◆ EXERCISE OBJECTIVE: Count, in the entries, the lines with "JSON". Answer with the number only.

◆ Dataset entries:

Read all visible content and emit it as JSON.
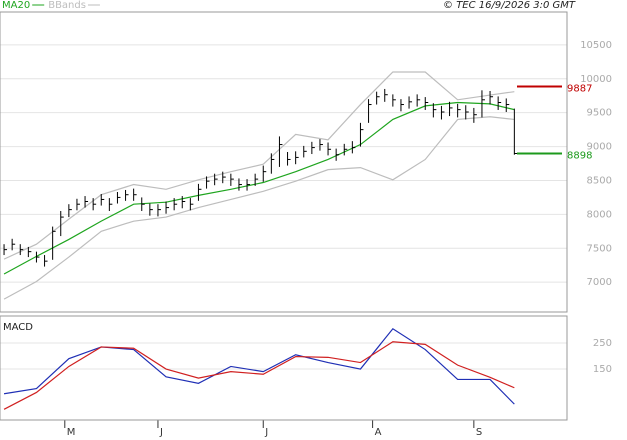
{
  "copyright": "© TEC 16/9/2026 3:0 GMT",
  "chart_data": [
    {
      "type": "ohlc",
      "xlim": [
        -0.5,
        69.5
      ],
      "ylim": [
        6560,
        10985
      ],
      "yticks": [
        7000,
        7500,
        8000,
        8500,
        9000,
        9500,
        10000,
        10500
      ],
      "grid": true,
      "bars": {
        "color": "#000000",
        "high": [
          7560,
          7640,
          7560,
          7520,
          7450,
          7400,
          7820,
          8050,
          8150,
          8230,
          8270,
          8240,
          8300,
          8240,
          8330,
          8360,
          8380,
          8250,
          8160,
          8150,
          8190,
          8240,
          8270,
          8240,
          8450,
          8560,
          8600,
          8630,
          8600,
          8530,
          8520,
          8600,
          8720,
          8900,
          9150,
          8920,
          8930,
          9010,
          9070,
          9110,
          9060,
          8970,
          9040,
          9080,
          9350,
          9700,
          9810,
          9850,
          9770,
          9700,
          9740,
          9770,
          9730,
          9640,
          9600,
          9660,
          9630,
          9610,
          9570,
          9830,
          9820,
          9740,
          9710,
          9560
        ],
        "low": [
          7400,
          7470,
          7400,
          7370,
          7290,
          7230,
          7330,
          7680,
          7960,
          8060,
          8100,
          8060,
          8130,
          8050,
          8160,
          8200,
          8200,
          8050,
          7980,
          7970,
          8010,
          8060,
          8090,
          8060,
          8200,
          8380,
          8430,
          8460,
          8420,
          8350,
          8350,
          8420,
          8480,
          8600,
          8700,
          8720,
          8740,
          8840,
          8890,
          8940,
          8870,
          8790,
          8870,
          8900,
          9000,
          9350,
          9620,
          9660,
          9590,
          9520,
          9560,
          9590,
          9540,
          9430,
          9400,
          9450,
          9430,
          9400,
          9350,
          9430,
          9620,
          9540,
          9510,
          8880
        ],
        "close": [
          7480,
          7560,
          7480,
          7450,
          7370,
          7310,
          7750,
          7960,
          8070,
          8150,
          8190,
          8150,
          8220,
          8150,
          8250,
          8290,
          8290,
          8150,
          8070,
          8070,
          8100,
          8150,
          8190,
          8150,
          8370,
          8490,
          8520,
          8550,
          8520,
          8440,
          8440,
          8520,
          8630,
          8810,
          9030,
          8810,
          8840,
          8930,
          8985,
          9030,
          8960,
          8880,
          8960,
          8985,
          9250,
          9620,
          9735,
          9765,
          9690,
          9620,
          9660,
          9690,
          9650,
          9545,
          9510,
          9570,
          9545,
          9510,
          9470,
          9690,
          9735,
          9650,
          9620,
          8898
        ]
      },
      "series": [
        {
          "name": "MA20",
          "color": "#1fa51f",
          "x": [
            0,
            4,
            8,
            12,
            16,
            20,
            24,
            28,
            32,
            36,
            40,
            44,
            48,
            52,
            56,
            60,
            63
          ],
          "values": [
            7120,
            7380,
            7630,
            7900,
            8150,
            8180,
            8280,
            8370,
            8470,
            8630,
            8810,
            9030,
            9400,
            9600,
            9650,
            9630,
            9545
          ]
        },
        {
          "name": "BBands",
          "color": "#bdbdbd",
          "x": [
            0,
            4,
            8,
            12,
            16,
            20,
            24,
            28,
            32,
            36,
            40,
            44,
            48,
            52,
            56,
            60,
            63
          ],
          "values": [
            7340,
            7560,
            7930,
            8290,
            8440,
            8370,
            8510,
            8630,
            8740,
            9180,
            9100,
            9620,
            10100,
            10100,
            9690,
            9760,
            9810
          ]
        },
        {
          "color": "#bdbdbd",
          "x": [
            0,
            4,
            8,
            12,
            16,
            20,
            24,
            28,
            32,
            36,
            40,
            44,
            48,
            52,
            56,
            60,
            63
          ],
          "values": [
            6750,
            7010,
            7370,
            7750,
            7900,
            7960,
            8100,
            8220,
            8340,
            8490,
            8660,
            8690,
            8510,
            8810,
            9400,
            9440,
            9400
          ]
        }
      ],
      "levels": [
        {
          "value": 9887,
          "color": "#c00000"
        },
        {
          "value": 8898,
          "color": "#1c9a1c"
        }
      ]
    },
    {
      "type": "line",
      "title": "MACD",
      "xlim": [
        -0.5,
        69.5
      ],
      "ylim": [
        -46,
        354
      ],
      "yticks": [
        150,
        250
      ],
      "grid": true,
      "xticks": [
        {
          "value": 7.5,
          "label": "M"
        },
        {
          "value": 19,
          "label": "J"
        },
        {
          "value": 32,
          "label": "J"
        },
        {
          "value": 45.5,
          "label": "A"
        },
        {
          "value": 58,
          "label": "S"
        }
      ],
      "series": [
        {
          "color": "#1f2fb5",
          "x": [
            0,
            4,
            8,
            12,
            16,
            20,
            24,
            28,
            32,
            36,
            40,
            44,
            48,
            52,
            56,
            60,
            63
          ],
          "values": [
            55,
            75,
            190,
            235,
            225,
            120,
            95,
            160,
            140,
            205,
            175,
            150,
            305,
            225,
            110,
            110,
            15
          ]
        },
        {
          "color": "#d02020",
          "x": [
            0,
            4,
            8,
            12,
            16,
            20,
            24,
            28,
            32,
            36,
            40,
            44,
            48,
            52,
            56,
            60,
            63
          ],
          "values": [
            -5,
            60,
            160,
            235,
            230,
            150,
            115,
            140,
            130,
            198,
            195,
            175,
            255,
            245,
            165,
            118,
            78
          ]
        }
      ]
    }
  ]
}
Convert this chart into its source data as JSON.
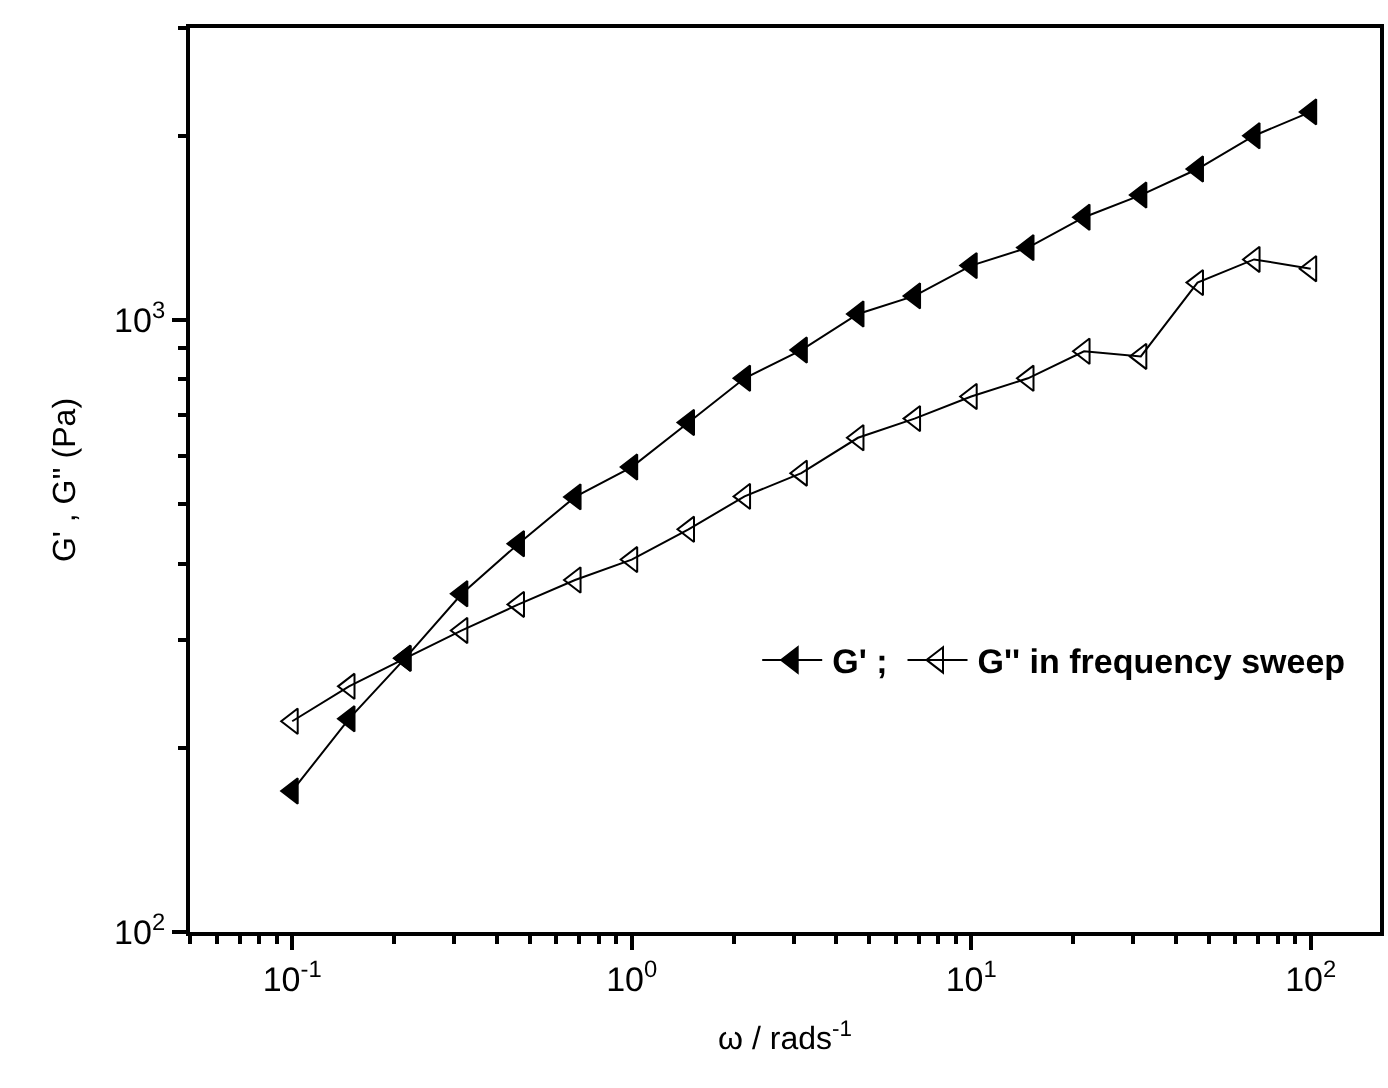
{
  "chart_data": {
    "type": "line",
    "xlabel": "ω / rads$^{-1}$",
    "ylabel": "G' , G'' (Pa)",
    "log": "xy",
    "marker": "triangle",
    "line_style": "solid",
    "legend": "right",
    "xlim": [
      0.05,
      160
    ],
    "ylim": [
      100,
      3000
    ],
    "xticks": [
      {
        "value": 0.1,
        "label": "10$^{-1}$"
      },
      {
        "value": 1,
        "label": "10$^{0}$"
      },
      {
        "value": 10,
        "label": "10$^{1}$"
      },
      {
        "value": 100,
        "label": "10$^{2}$"
      }
    ],
    "yticks": [
      {
        "value": 100,
        "label": "10$^{2}$"
      },
      {
        "value": 1000,
        "label": "10$^{3}$"
      }
    ],
    "x": [
      0.1,
      0.147,
      0.215,
      0.316,
      0.464,
      0.681,
      1,
      1.47,
      2.15,
      3.16,
      4.64,
      6.81,
      10,
      14.7,
      21.5,
      31.6,
      46.4,
      68.1,
      100
    ],
    "series": [
      {
        "name": "G' ;",
        "color": "#000000",
        "values": [
          170,
          223,
          280,
          357,
          431,
          514,
          575,
          680,
          803,
          893,
          1023,
          1095,
          1227,
          1313,
          1472,
          1600,
          1765,
          2000,
          2188
        ]
      },
      {
        "name": "G'' in frequency sweep",
        "color": "#000000",
        "values": [
          221,
          252,
          280,
          311,
          343,
          376,
          406,
          455,
          515,
          562,
          642,
          690,
          750,
          803,
          889,
          872,
          1151,
          1256,
          1213
        ]
      }
    ]
  }
}
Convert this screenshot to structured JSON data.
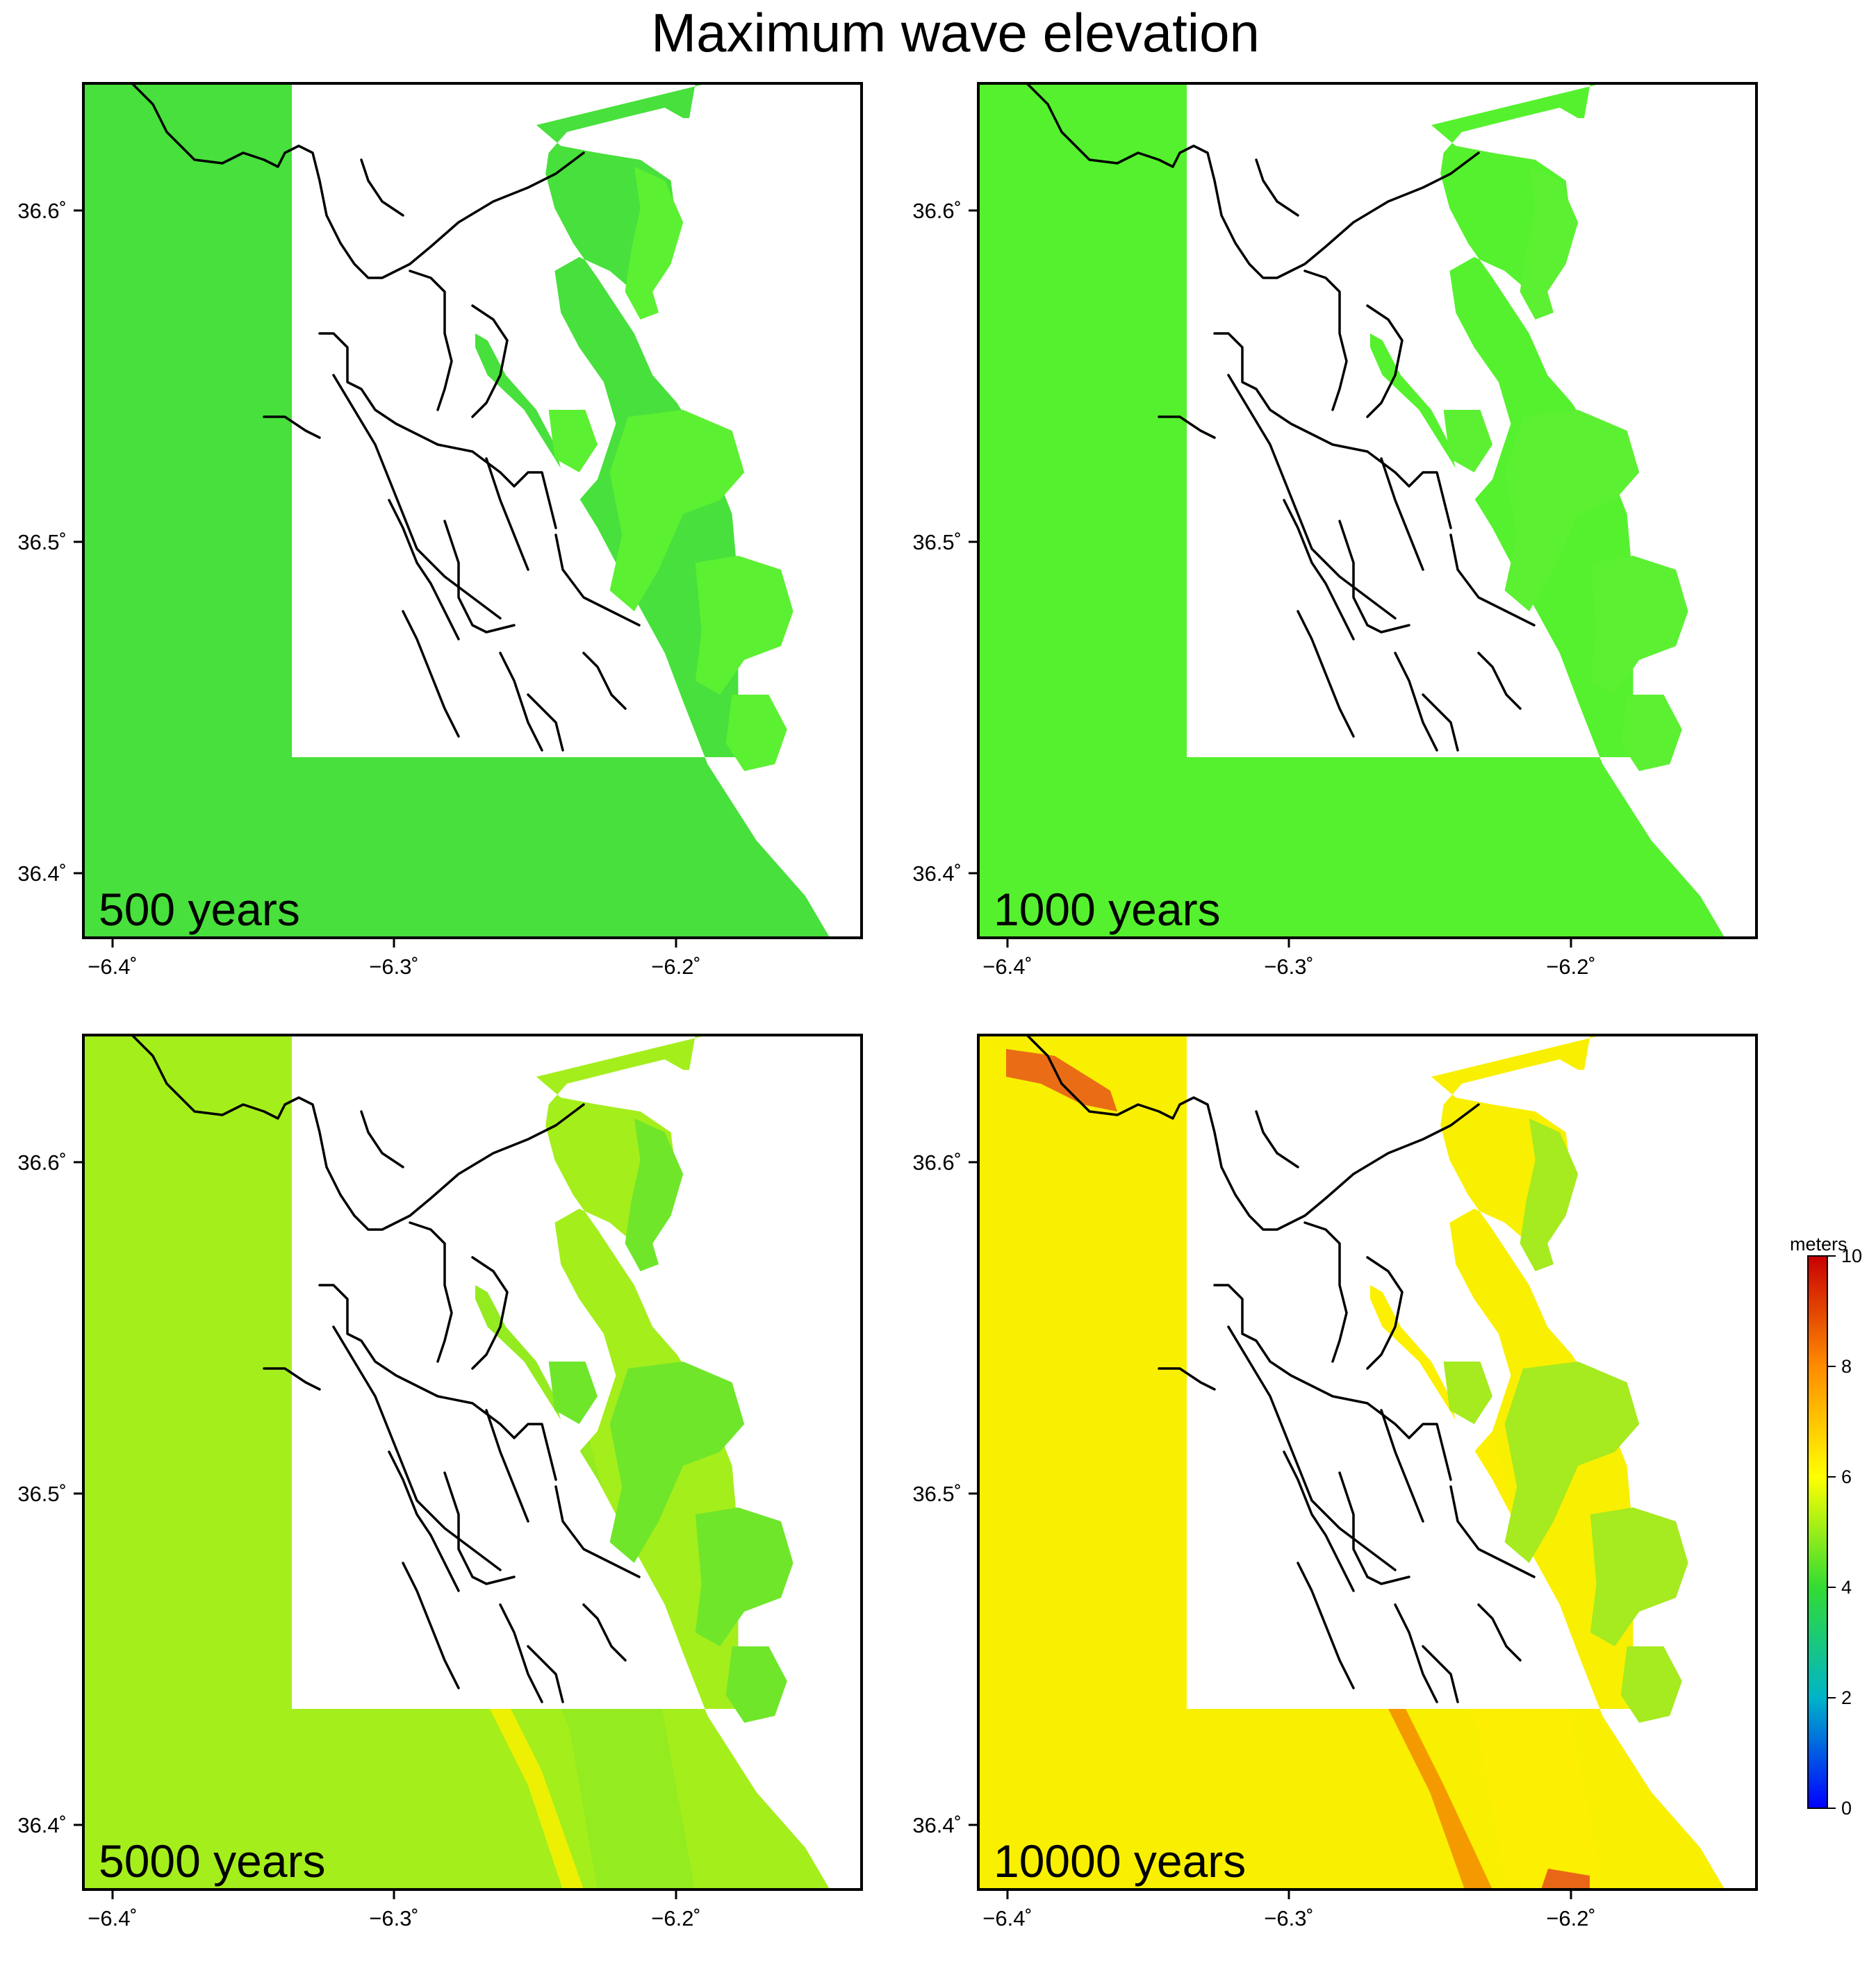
{
  "figure": {
    "title": "Maximum wave elevation"
  },
  "panels": [
    {
      "label": "500 years",
      "offshore_color": "#48e03c",
      "nearshore_color": "#48e03c",
      "coast_glow": "#48e03c",
      "hotspot_color": "#48e03c",
      "low_lying_color": "#5cf032"
    },
    {
      "label": "1000 years",
      "offshore_color": "#55f12e",
      "nearshore_color": "#55f12e",
      "coast_glow": "#55f12e",
      "hotspot_color": "#55f12e",
      "low_lying_color": "#5cf032"
    },
    {
      "label": "5000 years",
      "offshore_color": "#a4ee1c",
      "nearshore_color": "#8bea22",
      "coast_glow": "#f5f000",
      "hotspot_color": "#ffd400",
      "low_lying_color": "#6fe62a"
    },
    {
      "label": "10000 years",
      "offshore_color": "#f8f000",
      "nearshore_color": "#ffee00",
      "coast_glow": "#f39000",
      "hotspot_color": "#e8561a",
      "low_lying_color": "#a6ea20"
    }
  ],
  "axes": {
    "x_ticks": [
      "−6.4˚",
      "−6.3˚",
      "−6.2˚"
    ],
    "y_ticks": [
      "36.6˚",
      "36.5˚",
      "36.4˚"
    ]
  },
  "colorbar": {
    "label": "meters",
    "min": 0,
    "max": 10,
    "ticks": [
      "0",
      "2",
      "4",
      "6",
      "8",
      "10"
    ],
    "colors": [
      "#0000ff",
      "#00b4c8",
      "#32dc32",
      "#ffff00",
      "#ff8c00",
      "#c80000"
    ]
  }
}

◆ FULL ANSWER: 3